- **Work instructions**
Return every line of the records below verbatim, with no pictures in the copy.

- **Data listing**
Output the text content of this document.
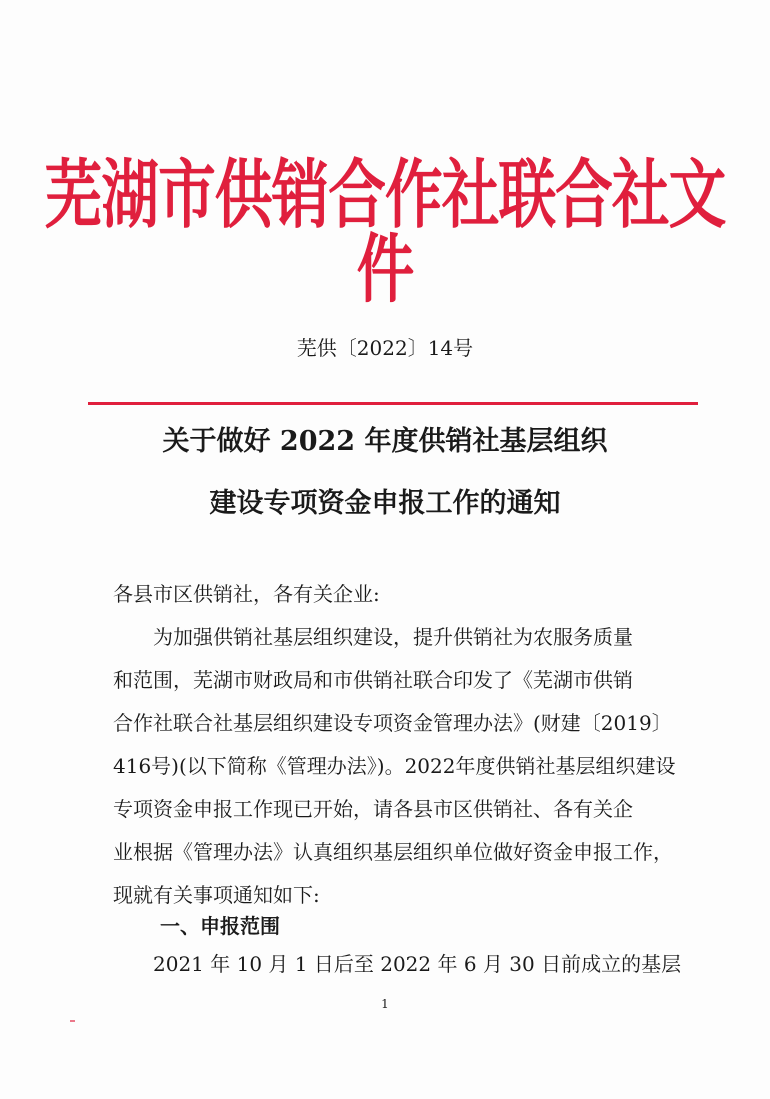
芜湖市供销合作社联合社文件
芜供〔2022〕14号
关于做好 2022 年度供销社基层组织
建设专项资金申报工作的通知
各县市区供销社，各有关企业:
为加强供销社基层组织建设，提升供销社为农服务质量
和范围，芜湖市财政局和市供销社联合印发了《芜湖市供销
合作社联合社基层组织建设专项资金管理办法》(财建〔2019〕
416号)(以下简称《管理办法》)。2022年度供销社基层组织建设
专项资金申报工作现已开始，请各县市区供销社、各有关企
业根据《管理办法》认真组织基层组织单位做好资金申报工作，
现就有关事项通知如下:
一、申报范围
2021 年 10 月 1 日后至 2022 年 6 月 30 日前成立的基层
1
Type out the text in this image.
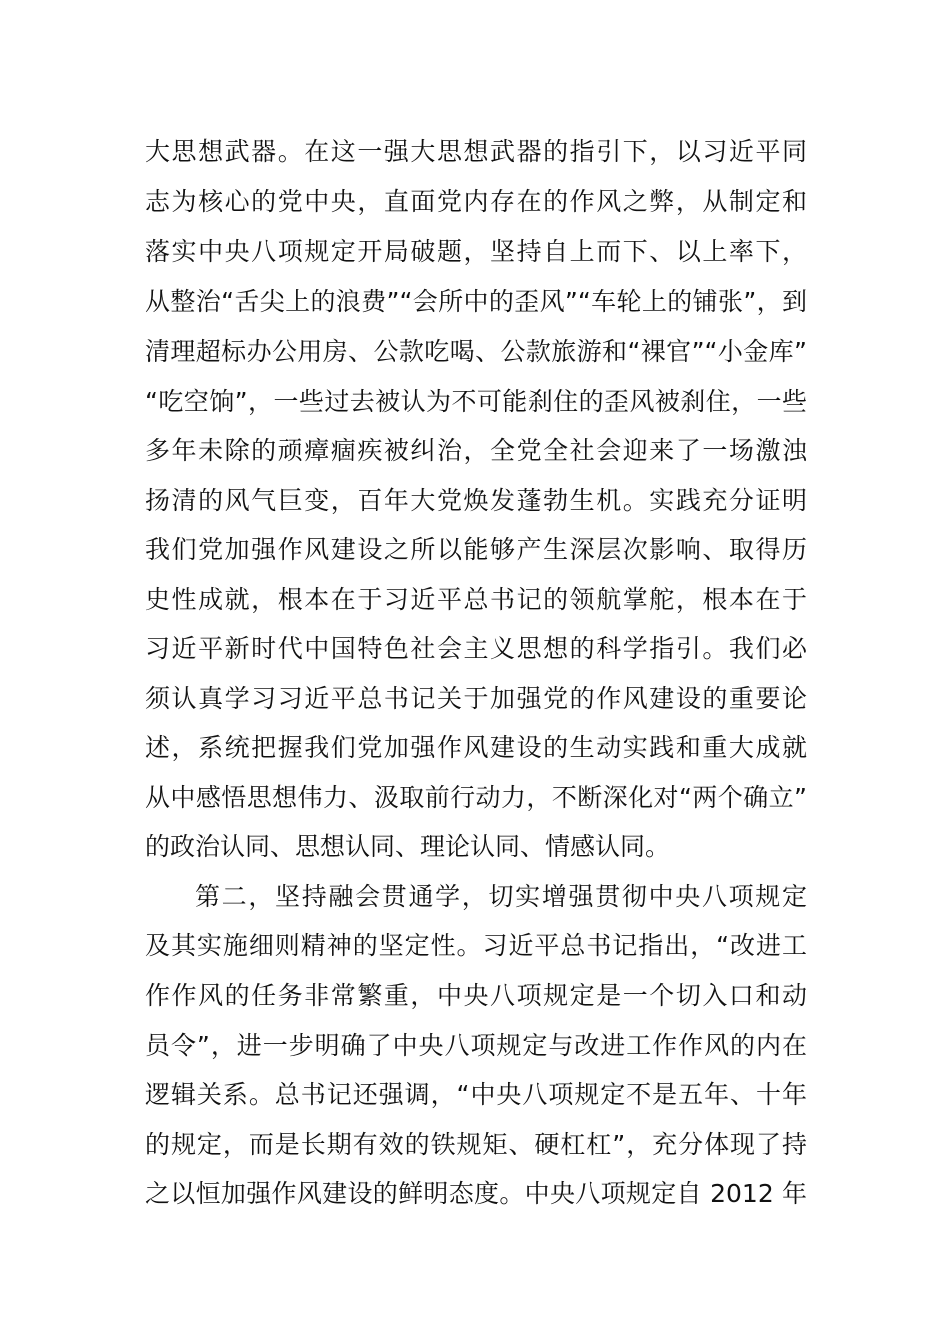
大思想武器。在这一强大思想武器的指引下，以习近平同
志为核心的党中央，直面党内存在的作风之弊，从制定和
落实中央八项规定开局破题，坚持自上而下、以上率下，
从整治“舌尖上的浪费”“会所中的歪风”“车轮上的铺张”，到
清理超标办公用房、公款吃喝、公款旅游和“裸官”“小金库”
“吃空饷”，一些过去被认为不可能刹住的歪风被刹住，一些
多年未除的顽瘴痼疾被纠治，全党全社会迎来了一场激浊
扬清的风气巨变，百年大党焕发蓬勃生机。实践充分证明
我们党加强作风建设之所以能够产生深层次影响、取得历
史性成就，根本在于习近平总书记的领航掌舵，根本在于
习近平新时代中国特色社会主义思想的科学指引。我们必
须认真学习习近平总书记关于加强党的作风建设的重要论
述，系统把握我们党加强作风建设的生动实践和重大成就
从中感悟思想伟力、汲取前行动力，不断深化对“两个确立”
的政治认同、思想认同、理论认同、情感认同。
第二，坚持融会贯通学，切实增强贯彻中央八项规定
及其实施细则精神的坚定性。习近平总书记指出，“改进工
作作风的任务非常繁重，中央八项规定是一个切入口和动
员令”，进一步明确了中央八项规定与改进工作作风的内在
逻辑关系。总书记还强调，“中央八项规定不是五年、十年
的规定，而是长期有效的铁规矩、硬杠杠”，充分体现了持
之以恒加强作风建设的鲜明态度。中央八项规定自 2012 年
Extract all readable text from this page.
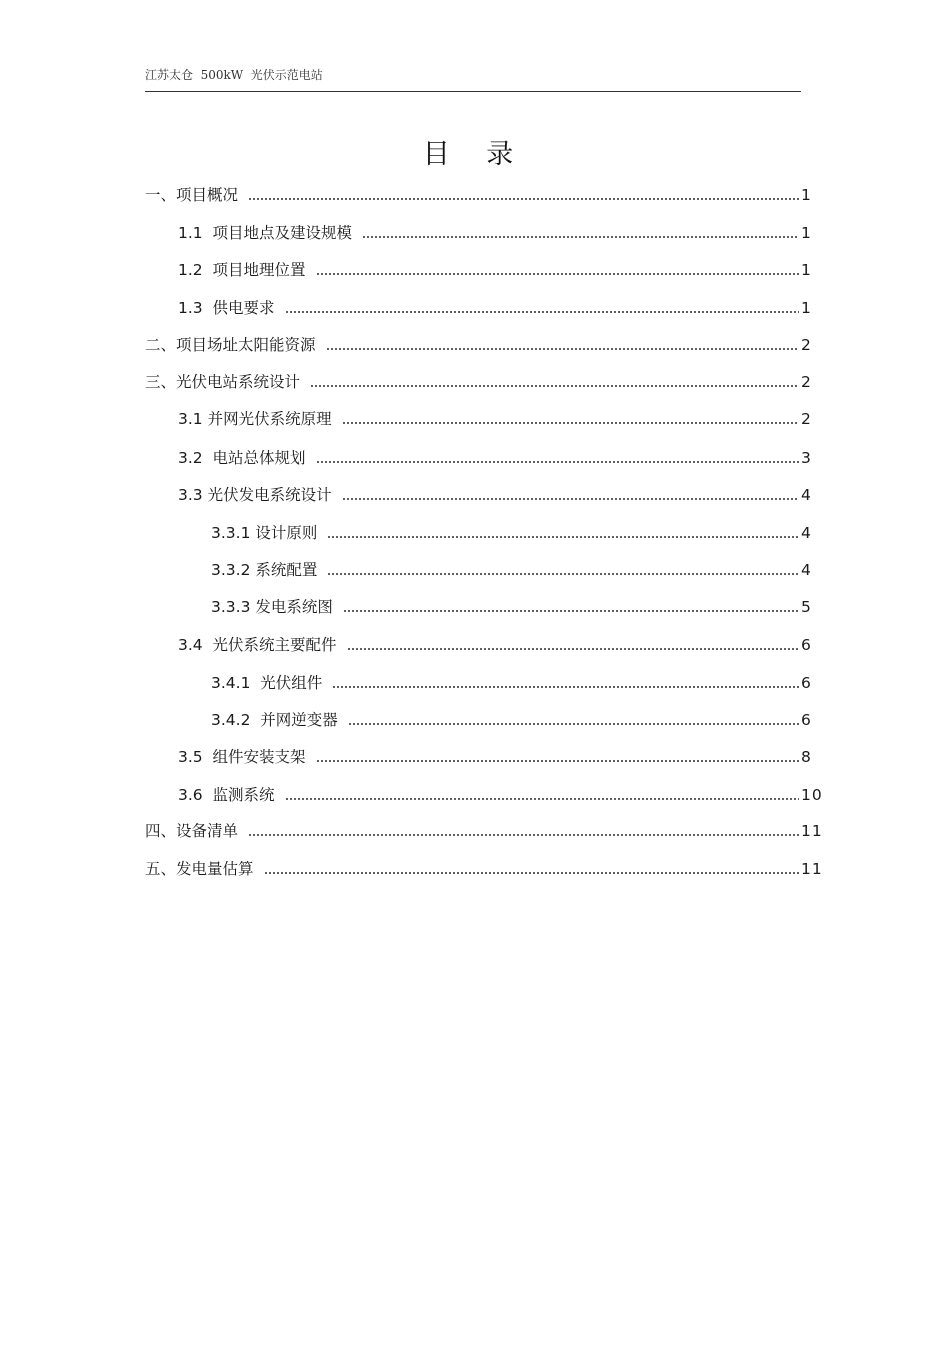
江苏太仓  500kW  光伏示范电站
目 录
一、项目概况	1
1.1  项目地点及建设规模	1
1.2  项目地理位置	1
1.3  供电要求	1
二、项目场址太阳能资源	2
三、光伏电站系统设计	2
3.1 并网光伏系统原理	2
3.2  电站总体规划	3
3.3 光伏发电系统设计	4
3.3.1 设计原则	4
3.3.2 系统配置	4
3.3.3 发电系统图	5
3.4  光伏系统主要配件	6
3.4.1  光伏组件	6
3.4.2  并网逆变器	6
3.5  组件安装支架	8
3.6  监测系统	10
四、设备清单	11
五、发电量估算	11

- **Final result**
Output the text content of this document.
芜湖市供销合作社联合社文件
芜供〔2022〕14号
关于做好 2022 年度供销社基层组织
建设专项资金申报工作的通知
各县市区供销社，各有关企业:
为加强供销社基层组织建设，提升供销社为农服务质量
和范围，芜湖市财政局和市供销社联合印发了《芜湖市供销
合作社联合社基层组织建设专项资金管理办法》(财建〔2019〕
416号)(以下简称《管理办法》)。2022年度供销社基层组织建设
专项资金申报工作现已开始，请各县市区供销社、各有关企
业根据《管理办法》认真组织基层组织单位做好资金申报工作，
现就有关事项通知如下:
一、申报范围
2021 年 10 月 1 日后至 2022 年 6 月 30 日前成立的基层
1
Type out the text in this image.
大思想武器。在这一强大思想武器的指引下，以习近平同
志为核心的党中央，直面党内存在的作风之弊，从制定和
落实中央八项规定开局破题，坚持自上而下、以上率下，
从整治“舌尖上的浪费”“会所中的歪风”“车轮上的铺张”，到
清理超标办公用房、公款吃喝、公款旅游和“裸官”“小金库”
“吃空饷”，一些过去被认为不可能刹住的歪风被刹住，一些
多年未除的顽瘴痼疾被纠治，全党全社会迎来了一场激浊
扬清的风气巨变，百年大党焕发蓬勃生机。实践充分证明
我们党加强作风建设之所以能够产生深层次影响、取得历
史性成就，根本在于习近平总书记的领航掌舵，根本在于
习近平新时代中国特色社会主义思想的科学指引。我们必
须认真学习习近平总书记关于加强党的作风建设的重要论
述，系统把握我们党加强作风建设的生动实践和重大成就
从中感悟思想伟力、汲取前行动力，不断深化对“两个确立”
的政治认同、思想认同、理论认同、情感认同。
第二，坚持融会贯通学，切实增强贯彻中央八项规定
及其实施细则精神的坚定性。习近平总书记指出，“改进工
作作风的任务非常繁重，中央八项规定是一个切入口和动
员令”，进一步明确了中央八项规定与改进工作作风的内在
逻辑关系。总书记还强调，“中央八项规定不是五年、十年
的规定，而是长期有效的铁规矩、硬杠杠”，充分体现了持
之以恒加强作风建设的鲜明态度。中央八项规定自 2012 年
Extract all readable text from this page.
江苏太仓  500kW  光伏示范电站
目 录
一、项目概况	1
1.1  项目地点及建设规模	1
1.2  项目地理位置	1
1.3  供电要求	1
二、项目场址太阳能资源	2
三、光伏电站系统设计	2
3.1 并网光伏系统原理	2
3.2  电站总体规划	3
3.3 光伏发电系统设计	4
3.3.1 设计原则	4
3.3.2 系统配置	4
3.3.3 发电系统图	5
3.4  光伏系统主要配件	6
3.4.1  光伏组件	6
3.4.2  并网逆变器	6
3.5  组件安装支架	8
3.6  监测系统	10
四、设备清单	11
五、发电量估算	11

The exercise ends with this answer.